§ **WHAT TO PRODUCE**: Scan the following material for the string "ylabel" and copy each line in which it appears.

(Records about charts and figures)

* BEGIN *

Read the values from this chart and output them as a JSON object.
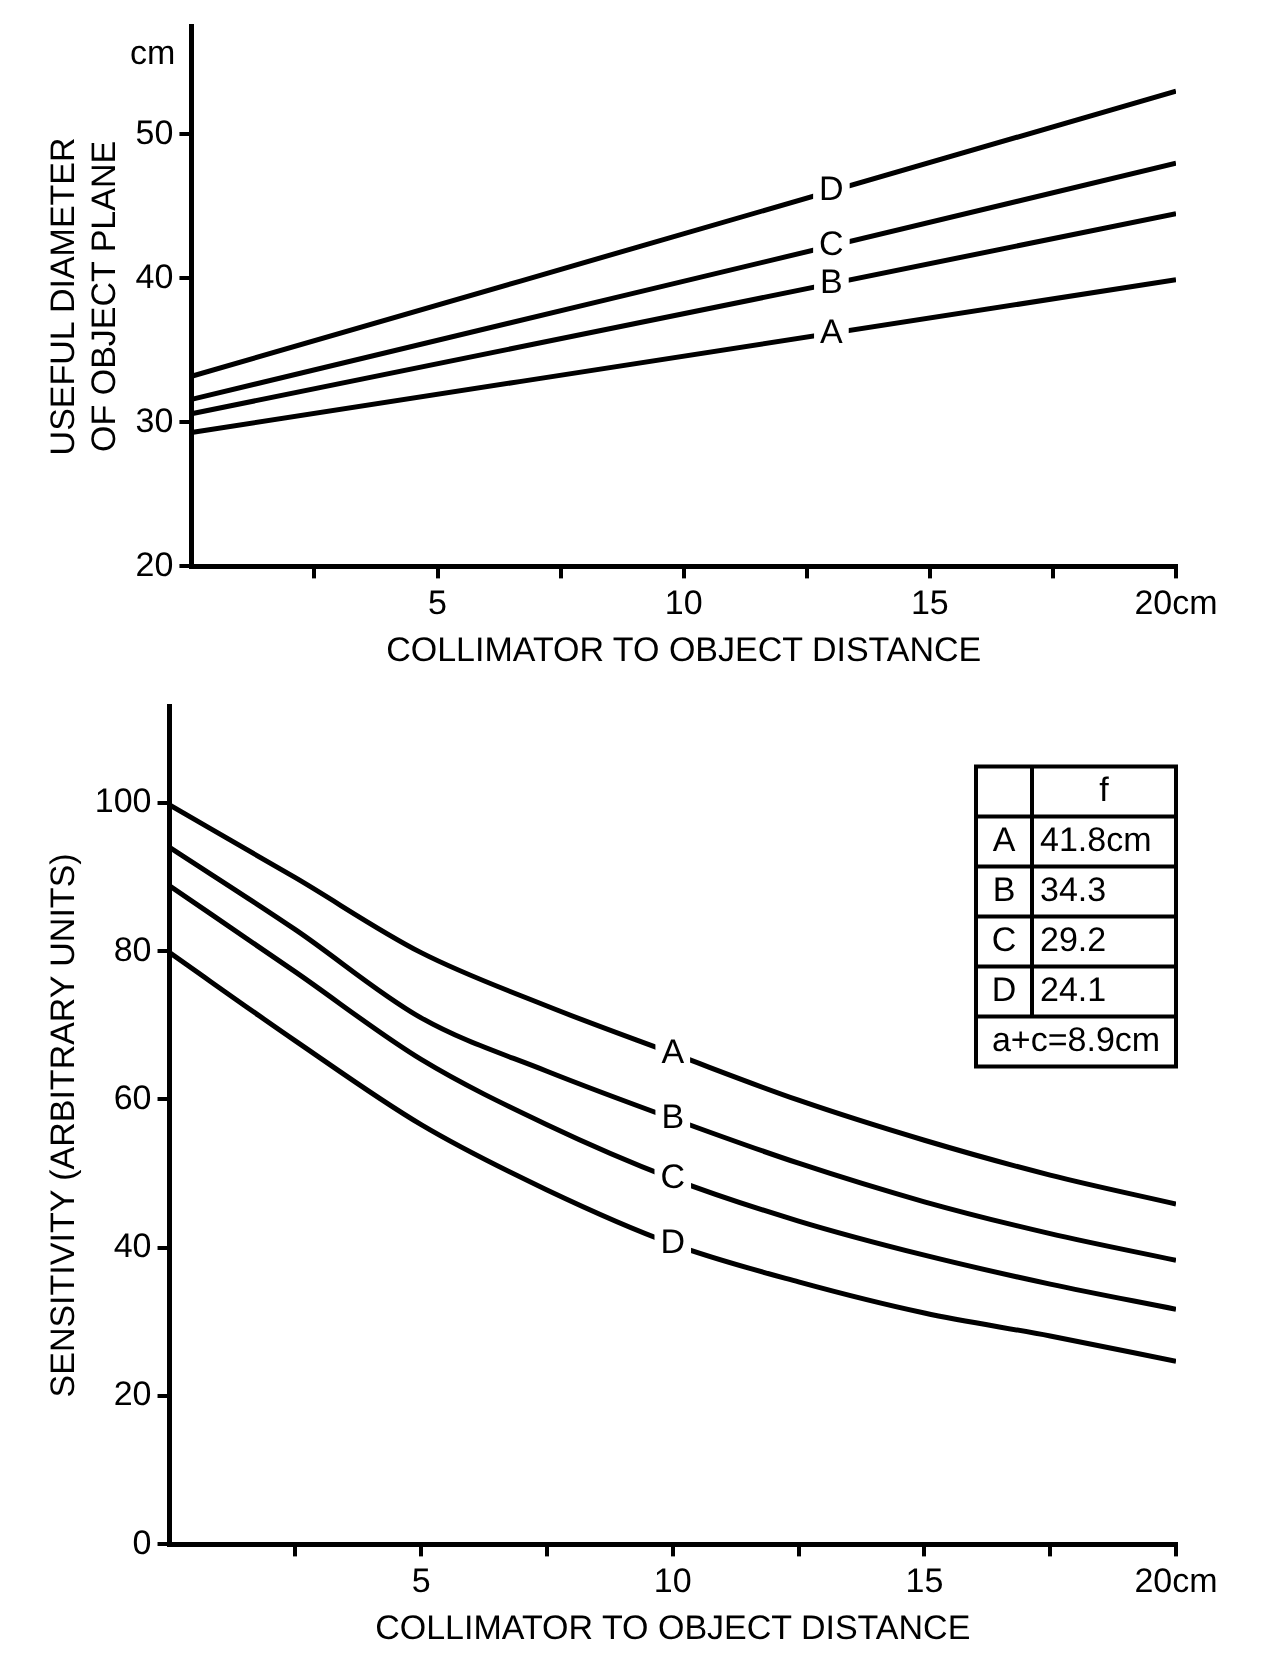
{
  "chart_data": [
    {
      "type": "line",
      "ylabel": "USEFUL DIAMETER\nOF OBJECT PLANE",
      "xlabel": "COLLIMATOR TO OBJECT DISTANCE",
      "x": [
        0,
        20
      ],
      "series": [
        {
          "name": "A",
          "color": "#000000",
          "values": [
            29.3,
            39.9
          ]
        },
        {
          "name": "B",
          "color": "#000000",
          "values": [
            30.6,
            44.5
          ]
        },
        {
          "name": "C",
          "color": "#000000",
          "values": [
            31.6,
            48.0
          ]
        },
        {
          "name": "D",
          "color": "#000000",
          "values": [
            33.2,
            53.0
          ]
        }
      ],
      "xlim": [
        0,
        20
      ],
      "ylim": [
        20,
        57.5
      ],
      "xticks": [
        {
          "value": 2.5,
          "label": null
        },
        5,
        {
          "value": 7.5,
          "label": null
        },
        10,
        {
          "value": 12.5,
          "label": null
        },
        15,
        {
          "value": 17.5,
          "label": null
        },
        {
          "value": 20,
          "label": "20cm"
        }
      ],
      "yticks": [
        20,
        30,
        40,
        50
      ],
      "annotations": [
        "cm"
      ],
      "grid": false,
      "legend": false,
      "marker": "none",
      "line_style": "solid"
    },
    {
      "type": "line",
      "ylabel": "SENSITIVITY (ARBITRARY UNITS)",
      "xlabel": "COLLIMATOR TO OBJECT DISTANCE",
      "x": [
        0,
        2.5,
        5,
        7.5,
        10,
        12.5,
        15,
        17.5,
        20
      ],
      "series": [
        {
          "name": "A",
          "color": "#000000",
          "values": [
            99.7,
            89.9,
            79.8,
            72.6,
            66.2,
            59.9,
            54.5,
            49.8,
            45.9
          ]
        },
        {
          "name": "B",
          "color": "#000000",
          "values": [
            94.0,
            82.9,
            71.0,
            63.8,
            57.4,
            51.4,
            46.2,
            41.9,
            38.3
          ]
        },
        {
          "name": "C",
          "color": "#000000",
          "values": [
            88.8,
            77.2,
            65.4,
            56.6,
            49.3,
            43.6,
            39.0,
            35.1,
            31.7
          ]
        },
        {
          "name": "D",
          "color": "#000000",
          "values": [
            79.8,
            67.9,
            56.6,
            47.8,
            40.5,
            35.4,
            31.2,
            28.1,
            24.7
          ]
        }
      ],
      "xlim": [
        0,
        20
      ],
      "ylim": [
        0,
        113
      ],
      "xticks": [
        {
          "value": 2.5,
          "label": null
        },
        5,
        {
          "value": 7.5,
          "label": null
        },
        10,
        {
          "value": 12.5,
          "label": null
        },
        15,
        {
          "value": 17.5,
          "label": null
        },
        {
          "value": 20,
          "label": "20cm"
        }
      ],
      "yticks": [
        0,
        20,
        40,
        60,
        80,
        100
      ],
      "annotations": [
        "f",
        "41.8cm",
        "34.3",
        "29.2",
        "24.1",
        "a+c=8.9cm"
      ],
      "grid": false,
      "legend": false,
      "marker": "none",
      "line_style": "solid"
    }
  ]
}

* END *

§ **TASK OUTPUT**:
      "ylabel": "USEFUL DIAMETER\nOF OBJECT PLANE",
      "ylabel": "SENSITIVITY (ARBITRARY UNITS)",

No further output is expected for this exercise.